# Task input
**********

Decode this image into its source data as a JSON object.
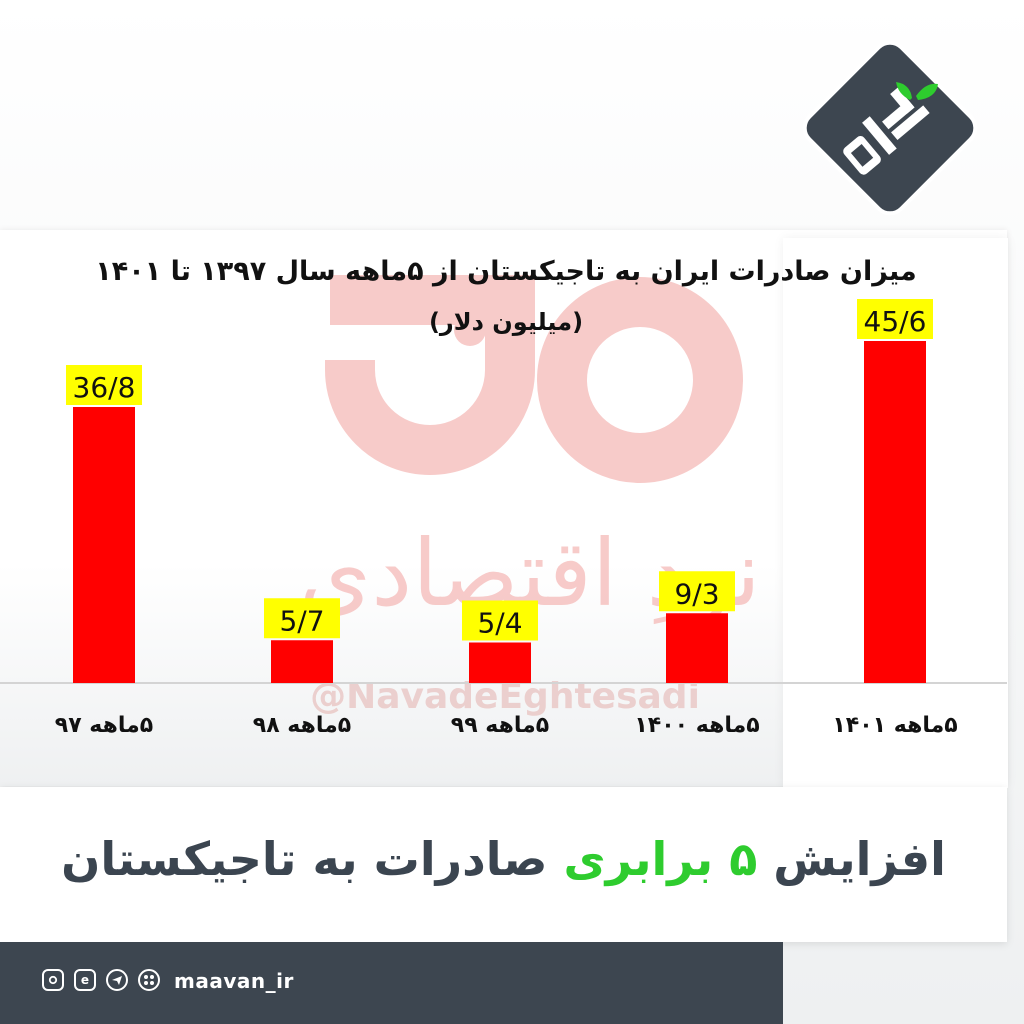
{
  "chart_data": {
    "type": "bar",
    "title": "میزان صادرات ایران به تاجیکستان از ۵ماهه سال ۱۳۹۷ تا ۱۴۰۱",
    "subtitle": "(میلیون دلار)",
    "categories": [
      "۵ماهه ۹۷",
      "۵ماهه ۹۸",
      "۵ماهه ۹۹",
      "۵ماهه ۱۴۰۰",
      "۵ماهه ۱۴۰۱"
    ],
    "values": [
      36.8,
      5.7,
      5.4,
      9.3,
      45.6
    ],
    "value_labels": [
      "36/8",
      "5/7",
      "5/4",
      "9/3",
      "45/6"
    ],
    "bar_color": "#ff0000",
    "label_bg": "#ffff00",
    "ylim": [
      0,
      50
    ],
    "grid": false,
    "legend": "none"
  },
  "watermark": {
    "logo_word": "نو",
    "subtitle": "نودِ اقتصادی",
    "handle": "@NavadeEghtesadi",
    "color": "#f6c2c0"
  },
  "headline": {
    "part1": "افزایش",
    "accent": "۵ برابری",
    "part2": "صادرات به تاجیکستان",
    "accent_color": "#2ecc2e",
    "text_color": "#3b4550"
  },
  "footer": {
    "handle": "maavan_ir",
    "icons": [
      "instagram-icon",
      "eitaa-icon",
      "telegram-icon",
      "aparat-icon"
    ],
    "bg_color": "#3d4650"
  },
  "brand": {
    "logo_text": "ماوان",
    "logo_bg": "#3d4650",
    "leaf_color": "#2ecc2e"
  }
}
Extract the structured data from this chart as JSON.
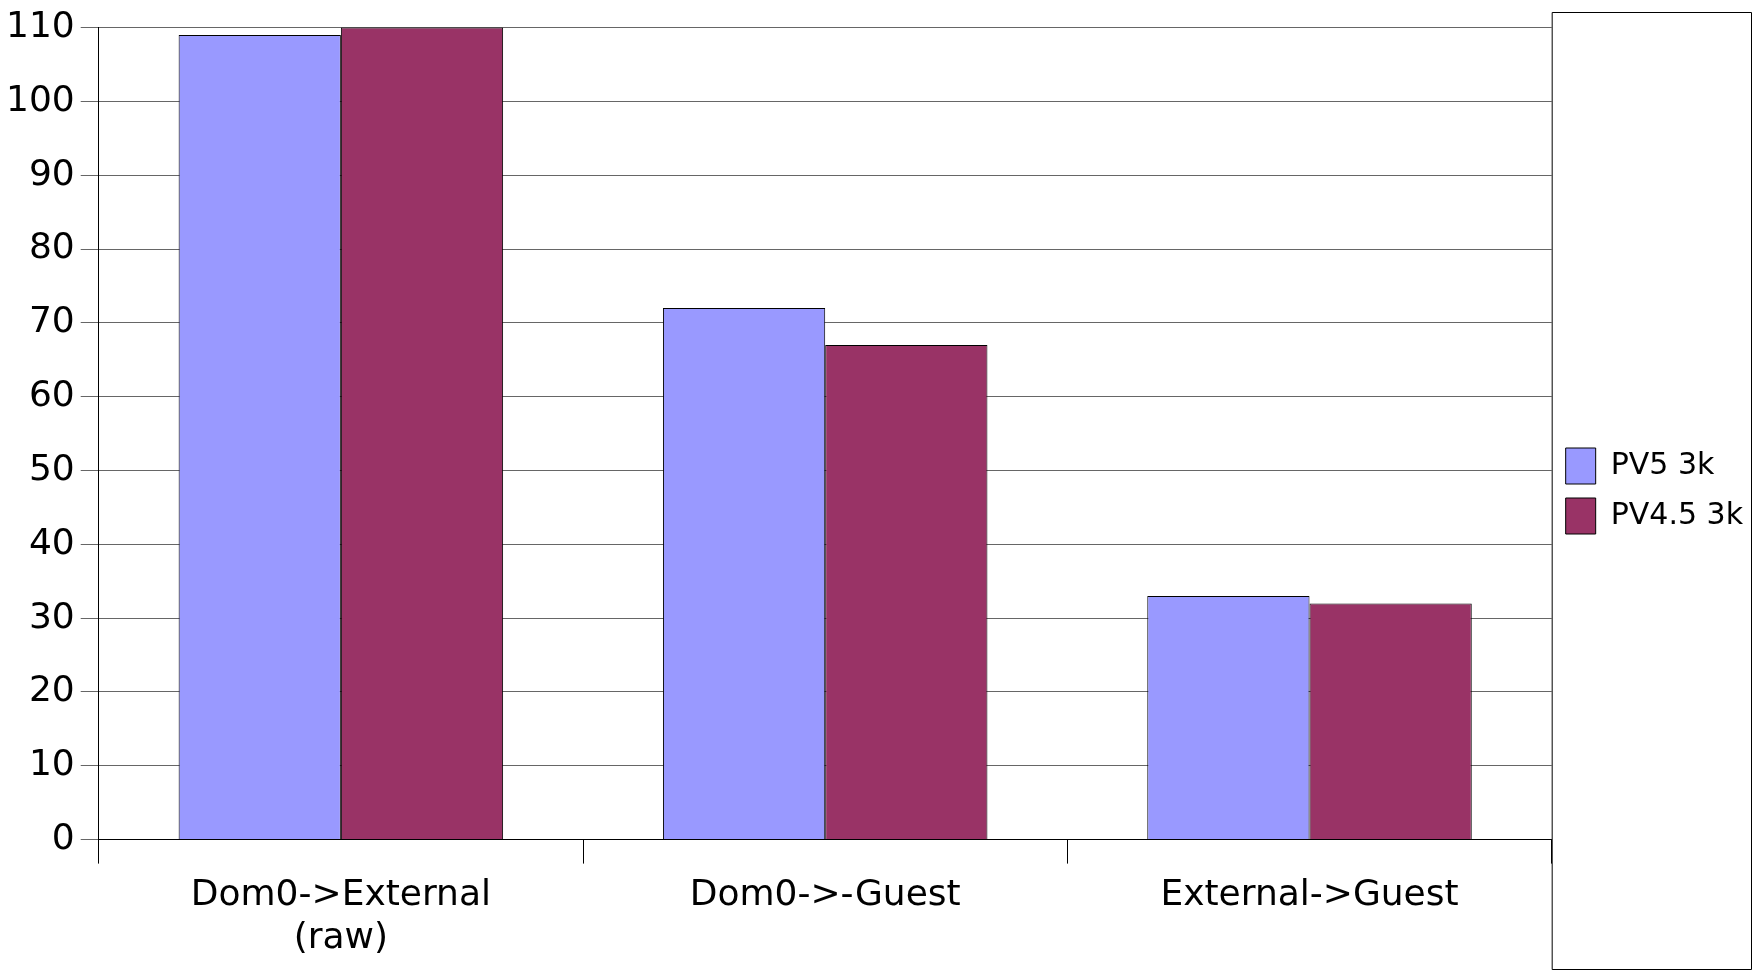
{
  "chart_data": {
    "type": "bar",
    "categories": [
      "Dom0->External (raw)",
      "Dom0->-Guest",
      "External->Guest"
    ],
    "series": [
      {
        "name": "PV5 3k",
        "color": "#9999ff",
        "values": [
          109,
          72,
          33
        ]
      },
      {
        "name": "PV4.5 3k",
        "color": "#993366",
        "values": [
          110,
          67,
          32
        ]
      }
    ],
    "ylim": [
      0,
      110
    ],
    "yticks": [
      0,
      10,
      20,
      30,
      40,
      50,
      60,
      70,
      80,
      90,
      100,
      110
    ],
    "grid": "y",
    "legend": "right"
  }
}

**********

# Request
Copy out the entries verbatim and leave the images out.

# Full answer
Decode this image into its source data as a JSON object.
{
  "chart_data": {
    "type": "bar",
    "title": "میزان صادرات ایران به تاجیکستان از ۵ماهه سال ۱۳۹۷ تا ۱۴۰۱",
    "subtitle": "(میلیون دلار)",
    "categories": [
      "۵ماهه ۹۷",
      "۵ماهه ۹۸",
      "۵ماهه ۹۹",
      "۵ماهه ۱۴۰۰",
      "۵ماهه ۱۴۰۱"
    ],
    "values": [
      36.8,
      5.7,
      5.4,
      9.3,
      45.6
    ],
    "value_labels": [
      "36/8",
      "5/7",
      "5/4",
      "9/3",
      "45/6"
    ],
    "bar_color": "#ff0000",
    "label_bg": "#ffff00",
    "ylim": [
      0,
      50
    ],
    "grid": false,
    "legend": "none"
  },
  "watermark": {
    "logo_word": "نو",
    "subtitle": "نودِ اقتصادی",
    "handle": "@NavadeEghtesadi",
    "color": "#f6c2c0"
  },
  "headline": {
    "part1": "افزایش",
    "accent": "۵ برابری",
    "part2": "صادرات به تاجیکستان",
    "accent_color": "#2ecc2e",
    "text_color": "#3b4550"
  },
  "footer": {
    "handle": "maavan_ir",
    "icons": [
      "instagram-icon",
      "eitaa-icon",
      "telegram-icon",
      "aparat-icon"
    ],
    "bg_color": "#3d4650"
  },
  "brand": {
    "logo_text": "ماوان",
    "logo_bg": "#3d4650",
    "leaf_color": "#2ecc2e"
  }
}
Extract the structured data from this chart as JSON.
{
  "chart_data": {
    "type": "bar",
    "categories": [
      "Dom0->External (raw)",
      "Dom0->-Guest",
      "External->Guest"
    ],
    "series": [
      {
        "name": "PV5 3k",
        "color": "#9999ff",
        "values": [
          109,
          72,
          33
        ]
      },
      {
        "name": "PV4.5 3k",
        "color": "#993366",
        "values": [
          110,
          67,
          32
        ]
      }
    ],
    "ylim": [
      0,
      110
    ],
    "yticks": [
      0,
      10,
      20,
      30,
      40,
      50,
      60,
      70,
      80,
      90,
      100,
      110
    ],
    "grid": "y",
    "legend": "right"
  }
}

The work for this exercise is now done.